• WHAT IS ASKED: The entries that follow should be written out exactly.

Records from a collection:

-*-

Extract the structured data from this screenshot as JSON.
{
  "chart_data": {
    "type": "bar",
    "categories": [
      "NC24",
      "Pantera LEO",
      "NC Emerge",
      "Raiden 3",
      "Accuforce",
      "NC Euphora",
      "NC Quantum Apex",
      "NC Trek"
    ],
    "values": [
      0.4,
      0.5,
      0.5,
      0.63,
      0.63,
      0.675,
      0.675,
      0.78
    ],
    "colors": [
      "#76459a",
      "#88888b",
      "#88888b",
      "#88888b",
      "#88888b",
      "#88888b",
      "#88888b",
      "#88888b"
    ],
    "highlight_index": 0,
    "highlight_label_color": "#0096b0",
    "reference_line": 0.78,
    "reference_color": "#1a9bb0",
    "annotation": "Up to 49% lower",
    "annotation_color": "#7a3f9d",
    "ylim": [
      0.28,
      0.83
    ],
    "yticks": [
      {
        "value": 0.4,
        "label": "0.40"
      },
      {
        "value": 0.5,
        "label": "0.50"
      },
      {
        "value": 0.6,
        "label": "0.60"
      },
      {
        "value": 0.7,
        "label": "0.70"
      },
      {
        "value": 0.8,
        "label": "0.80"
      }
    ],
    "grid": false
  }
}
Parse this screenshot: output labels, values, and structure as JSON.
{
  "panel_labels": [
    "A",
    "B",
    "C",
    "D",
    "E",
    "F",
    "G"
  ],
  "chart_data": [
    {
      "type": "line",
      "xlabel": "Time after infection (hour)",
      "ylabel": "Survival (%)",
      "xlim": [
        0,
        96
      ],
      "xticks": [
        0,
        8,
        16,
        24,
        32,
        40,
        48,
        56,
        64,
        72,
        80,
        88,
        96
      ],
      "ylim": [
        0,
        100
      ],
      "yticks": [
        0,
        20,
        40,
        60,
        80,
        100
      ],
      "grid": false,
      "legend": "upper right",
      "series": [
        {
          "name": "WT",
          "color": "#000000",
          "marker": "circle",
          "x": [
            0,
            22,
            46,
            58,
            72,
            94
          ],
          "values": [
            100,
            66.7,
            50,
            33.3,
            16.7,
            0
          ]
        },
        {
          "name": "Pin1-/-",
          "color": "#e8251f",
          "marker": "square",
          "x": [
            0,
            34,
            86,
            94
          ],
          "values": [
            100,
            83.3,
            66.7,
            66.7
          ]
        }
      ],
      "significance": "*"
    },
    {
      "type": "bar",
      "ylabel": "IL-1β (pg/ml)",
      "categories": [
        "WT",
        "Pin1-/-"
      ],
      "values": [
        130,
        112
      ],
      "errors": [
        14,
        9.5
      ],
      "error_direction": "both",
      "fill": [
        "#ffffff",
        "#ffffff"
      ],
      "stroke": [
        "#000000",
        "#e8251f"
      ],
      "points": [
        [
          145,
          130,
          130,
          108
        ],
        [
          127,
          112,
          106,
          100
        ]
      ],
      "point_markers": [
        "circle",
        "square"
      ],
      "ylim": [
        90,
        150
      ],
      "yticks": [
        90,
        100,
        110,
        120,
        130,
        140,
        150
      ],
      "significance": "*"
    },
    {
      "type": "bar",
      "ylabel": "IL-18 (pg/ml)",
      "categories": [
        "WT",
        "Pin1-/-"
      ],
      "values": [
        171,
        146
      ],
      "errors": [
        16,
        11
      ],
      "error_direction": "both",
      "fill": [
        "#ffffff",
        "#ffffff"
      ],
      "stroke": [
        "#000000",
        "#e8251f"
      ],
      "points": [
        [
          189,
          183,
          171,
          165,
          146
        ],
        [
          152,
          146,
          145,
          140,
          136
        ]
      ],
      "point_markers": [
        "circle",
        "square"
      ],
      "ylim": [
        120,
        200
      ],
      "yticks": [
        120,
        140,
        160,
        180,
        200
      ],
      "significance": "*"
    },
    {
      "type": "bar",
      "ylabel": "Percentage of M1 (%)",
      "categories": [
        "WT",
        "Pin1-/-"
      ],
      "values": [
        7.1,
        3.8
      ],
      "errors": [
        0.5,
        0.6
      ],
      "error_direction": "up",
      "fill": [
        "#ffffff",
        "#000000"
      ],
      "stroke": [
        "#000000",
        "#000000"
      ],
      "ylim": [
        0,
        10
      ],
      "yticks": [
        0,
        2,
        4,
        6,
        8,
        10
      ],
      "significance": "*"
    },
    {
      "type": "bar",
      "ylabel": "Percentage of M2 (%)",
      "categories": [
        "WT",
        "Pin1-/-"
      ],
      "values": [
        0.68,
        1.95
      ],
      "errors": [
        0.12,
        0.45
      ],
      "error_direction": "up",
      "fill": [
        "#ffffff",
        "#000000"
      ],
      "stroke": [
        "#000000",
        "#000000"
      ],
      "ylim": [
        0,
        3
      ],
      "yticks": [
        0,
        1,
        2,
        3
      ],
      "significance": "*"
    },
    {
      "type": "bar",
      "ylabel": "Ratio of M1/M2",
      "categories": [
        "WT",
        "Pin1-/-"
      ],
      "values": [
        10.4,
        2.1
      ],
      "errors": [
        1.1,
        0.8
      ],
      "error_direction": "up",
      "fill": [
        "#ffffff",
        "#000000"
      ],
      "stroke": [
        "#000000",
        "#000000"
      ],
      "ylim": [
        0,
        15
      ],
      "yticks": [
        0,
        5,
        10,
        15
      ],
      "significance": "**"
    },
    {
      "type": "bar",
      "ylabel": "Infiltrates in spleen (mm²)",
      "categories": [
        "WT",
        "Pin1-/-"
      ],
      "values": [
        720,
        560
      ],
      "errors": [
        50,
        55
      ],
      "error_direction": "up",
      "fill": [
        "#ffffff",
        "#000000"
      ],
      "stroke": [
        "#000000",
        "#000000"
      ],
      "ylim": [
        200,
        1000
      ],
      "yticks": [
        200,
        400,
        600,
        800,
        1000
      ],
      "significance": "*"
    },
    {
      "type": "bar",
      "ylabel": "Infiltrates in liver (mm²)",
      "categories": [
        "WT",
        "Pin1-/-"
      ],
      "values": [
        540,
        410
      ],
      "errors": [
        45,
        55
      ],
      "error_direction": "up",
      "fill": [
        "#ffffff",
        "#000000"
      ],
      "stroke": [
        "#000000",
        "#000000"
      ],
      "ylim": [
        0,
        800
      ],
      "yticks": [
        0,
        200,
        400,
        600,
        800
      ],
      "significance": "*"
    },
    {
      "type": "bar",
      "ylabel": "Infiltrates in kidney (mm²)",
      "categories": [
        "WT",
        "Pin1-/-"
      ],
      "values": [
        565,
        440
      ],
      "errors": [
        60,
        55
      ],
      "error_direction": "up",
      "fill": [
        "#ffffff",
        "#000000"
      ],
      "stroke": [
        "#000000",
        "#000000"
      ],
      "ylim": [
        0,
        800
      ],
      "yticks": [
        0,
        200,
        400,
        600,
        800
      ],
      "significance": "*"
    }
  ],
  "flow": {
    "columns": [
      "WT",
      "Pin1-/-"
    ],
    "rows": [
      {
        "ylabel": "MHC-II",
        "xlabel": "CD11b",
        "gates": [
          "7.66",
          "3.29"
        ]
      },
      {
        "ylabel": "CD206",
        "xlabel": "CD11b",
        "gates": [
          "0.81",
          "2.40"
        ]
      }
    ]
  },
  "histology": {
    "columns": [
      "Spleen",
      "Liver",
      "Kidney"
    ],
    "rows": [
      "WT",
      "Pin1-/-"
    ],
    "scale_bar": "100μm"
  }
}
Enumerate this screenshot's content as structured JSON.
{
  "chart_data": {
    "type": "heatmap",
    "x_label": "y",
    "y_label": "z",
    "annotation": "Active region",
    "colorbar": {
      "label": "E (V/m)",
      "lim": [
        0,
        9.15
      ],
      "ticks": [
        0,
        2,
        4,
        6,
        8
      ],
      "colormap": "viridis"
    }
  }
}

-*-

• OUTPUT FOR THIS TASK:
Extract the structured data from this screenshot as JSON.
{
  "chart_data": {
    "type": "bar",
    "categories": [
      "NC24",
      "Pantera LEO",
      "NC Emerge",
      "Raiden 3",
      "Accuforce",
      "NC Euphora",
      "NC Quantum Apex",
      "NC Trek"
    ],
    "values": [
      0.4,
      0.5,
      0.5,
      0.63,
      0.63,
      0.675,
      0.675,
      0.78
    ],
    "colors": [
      "#76459a",
      "#88888b",
      "#88888b",
      "#88888b",
      "#88888b",
      "#88888b",
      "#88888b",
      "#88888b"
    ],
    "highlight_index": 0,
    "highlight_label_color": "#0096b0",
    "reference_line": 0.78,
    "reference_color": "#1a9bb0",
    "annotation": "Up to 49% lower",
    "annotation_color": "#7a3f9d",
    "ylim": [
      0.28,
      0.83
    ],
    "yticks": [
      {
        "value": 0.4,
        "label": "0.40"
      },
      {
        "value": 0.5,
        "label": "0.50"
      },
      {
        "value": 0.6,
        "label": "0.60"
      },
      {
        "value": 0.7,
        "label": "0.70"
      },
      {
        "value": 0.8,
        "label": "0.80"
      }
    ],
    "grid": false
  }
}
Parse this screenshot: output labels, values, and structure as JSON.
{
  "panel_labels": [
    "A",
    "B",
    "C",
    "D",
    "E",
    "F",
    "G"
  ],
  "chart_data": [
    {
      "type": "line",
      "xlabel": "Time after infection (hour)",
      "ylabel": "Survival (%)",
      "xlim": [
        0,
        96
      ],
      "xticks": [
        0,
        8,
        16,
        24,
        32,
        40,
        48,
        56,
        64,
        72,
        80,
        88,
        96
      ],
      "ylim": [
        0,
        100
      ],
      "yticks": [
        0,
        20,
        40,
        60,
        80,
        100
      ],
      "grid": false,
      "legend": "upper right",
      "series": [
        {
          "name": "WT",
          "color": "#000000",
          "marker": "circle",
          "x": [
            0,
            22,
            46,
            58,
            72,
            94
          ],
          "values": [
            100,
            66.7,
            50,
            33.3,
            16.7,
            0
          ]
        },
        {
          "name": "Pin1-/-",
          "color": "#e8251f",
          "marker": "square",
          "x": [
            0,
            34,
            86,
            94
          ],
          "values": [
            100,
            83.3,
            66.7,
            66.7
          ]
        }
      ],
      "significance": "*"
    },
    {
      "type": "bar",
      "ylabel": "IL-1β (pg/ml)",
      "categories": [
        "WT",
        "Pin1-/-"
      ],
      "values": [
        130,
        112
      ],
      "errors": [
        14,
        9.5
      ],
      "error_direction": "both",
      "fill": [
        "#ffffff",
        "#ffffff"
      ],
      "stroke": [
        "#000000",
        "#e8251f"
      ],
      "points": [
        [
          145,
          130,
          130,
          108
        ],
        [
          127,
          112,
          106,
          100
        ]
      ],
      "point_markers": [
        "circle",
        "square"
      ],
      "ylim": [
        90,
        150
      ],
      "yticks": [
        90,
        100,
        110,
        120,
        130,
        140,
        150
      ],
      "significance": "*"
    },
    {
      "type": "bar",
      "ylabel": "IL-18 (pg/ml)",
      "categories": [
        "WT",
        "Pin1-/-"
      ],
      "values": [
        171,
        146
      ],
      "errors": [
        16,
        11
      ],
      "error_direction": "both",
      "fill": [
        "#ffffff",
        "#ffffff"
      ],
      "stroke": [
        "#000000",
        "#e8251f"
      ],
      "points": [
        [
          189,
          183,
          171,
          165,
          146
        ],
        [
          152,
          146,
          145,
          140,
          136
        ]
      ],
      "point_markers": [
        "circle",
        "square"
      ],
      "ylim": [
        120,
        200
      ],
      "yticks": [
        120,
        140,
        160,
        180,
        200
      ],
      "significance": "*"
    },
    {
      "type": "bar",
      "ylabel": "Percentage of M1 (%)",
      "categories": [
        "WT",
        "Pin1-/-"
      ],
      "values": [
        7.1,
        3.8
      ],
      "errors": [
        0.5,
        0.6
      ],
      "error_direction": "up",
      "fill": [
        "#ffffff",
        "#000000"
      ],
      "stroke": [
        "#000000",
        "#000000"
      ],
      "ylim": [
        0,
        10
      ],
      "yticks": [
        0,
        2,
        4,
        6,
        8,
        10
      ],
      "significance": "*"
    },
    {
      "type": "bar",
      "ylabel": "Percentage of M2 (%)",
      "categories": [
        "WT",
        "Pin1-/-"
      ],
      "values": [
        0.68,
        1.95
      ],
      "errors": [
        0.12,
        0.45
      ],
      "error_direction": "up",
      "fill": [
        "#ffffff",
        "#000000"
      ],
      "stroke": [
        "#000000",
        "#000000"
      ],
      "ylim": [
        0,
        3
      ],
      "yticks": [
        0,
        1,
        2,
        3
      ],
      "significance": "*"
    },
    {
      "type": "bar",
      "ylabel": "Ratio of M1/M2",
      "categories": [
        "WT",
        "Pin1-/-"
      ],
      "values": [
        10.4,
        2.1
      ],
      "errors": [
        1.1,
        0.8
      ],
      "error_direction": "up",
      "fill": [
        "#ffffff",
        "#000000"
      ],
      "stroke": [
        "#000000",
        "#000000"
      ],
      "ylim": [
        0,
        15
      ],
      "yticks": [
        0,
        5,
        10,
        15
      ],
      "significance": "**"
    },
    {
      "type": "bar",
      "ylabel": "Infiltrates in spleen (mm²)",
      "categories": [
        "WT",
        "Pin1-/-"
      ],
      "values": [
        720,
        560
      ],
      "errors": [
        50,
        55
      ],
      "error_direction": "up",
      "fill": [
        "#ffffff",
        "#000000"
      ],
      "stroke": [
        "#000000",
        "#000000"
      ],
      "ylim": [
        200,
        1000
      ],
      "yticks": [
        200,
        400,
        600,
        800,
        1000
      ],
      "significance": "*"
    },
    {
      "type": "bar",
      "ylabel": "Infiltrates in liver (mm²)",
      "categories": [
        "WT",
        "Pin1-/-"
      ],
      "values": [
        540,
        410
      ],
      "errors": [
        45,
        55
      ],
      "error_direction": "up",
      "fill": [
        "#ffffff",
        "#000000"
      ],
      "stroke": [
        "#000000",
        "#000000"
      ],
      "ylim": [
        0,
        800
      ],
      "yticks": [
        0,
        200,
        400,
        600,
        800
      ],
      "significance": "*"
    },
    {
      "type": "bar",
      "ylabel": "Infiltrates in kidney (mm²)",
      "categories": [
        "WT",
        "Pin1-/-"
      ],
      "values": [
        565,
        440
      ],
      "errors": [
        60,
        55
      ],
      "error_direction": "up",
      "fill": [
        "#ffffff",
        "#000000"
      ],
      "stroke": [
        "#000000",
        "#000000"
      ],
      "ylim": [
        0,
        800
      ],
      "yticks": [
        0,
        200,
        400,
        600,
        800
      ],
      "significance": "*"
    }
  ],
  "flow": {
    "columns": [
      "WT",
      "Pin1-/-"
    ],
    "rows": [
      {
        "ylabel": "MHC-II",
        "xlabel": "CD11b",
        "gates": [
          "7.66",
          "3.29"
        ]
      },
      {
        "ylabel": "CD206",
        "xlabel": "CD11b",
        "gates": [
          "0.81",
          "2.40"
        ]
      }
    ]
  },
  "histology": {
    "columns": [
      "Spleen",
      "Liver",
      "Kidney"
    ],
    "rows": [
      "WT",
      "Pin1-/-"
    ],
    "scale_bar": "100μm"
  }
}
Enumerate this screenshot's content as structured JSON.
{
  "chart_data": {
    "type": "heatmap",
    "x_label": "y",
    "y_label": "z",
    "annotation": "Active region",
    "colorbar": {
      "label": "E (V/m)",
      "lim": [
        0,
        9.15
      ],
      "ticks": [
        0,
        2,
        4,
        6,
        8
      ],
      "colormap": "viridis"
    }
  }
}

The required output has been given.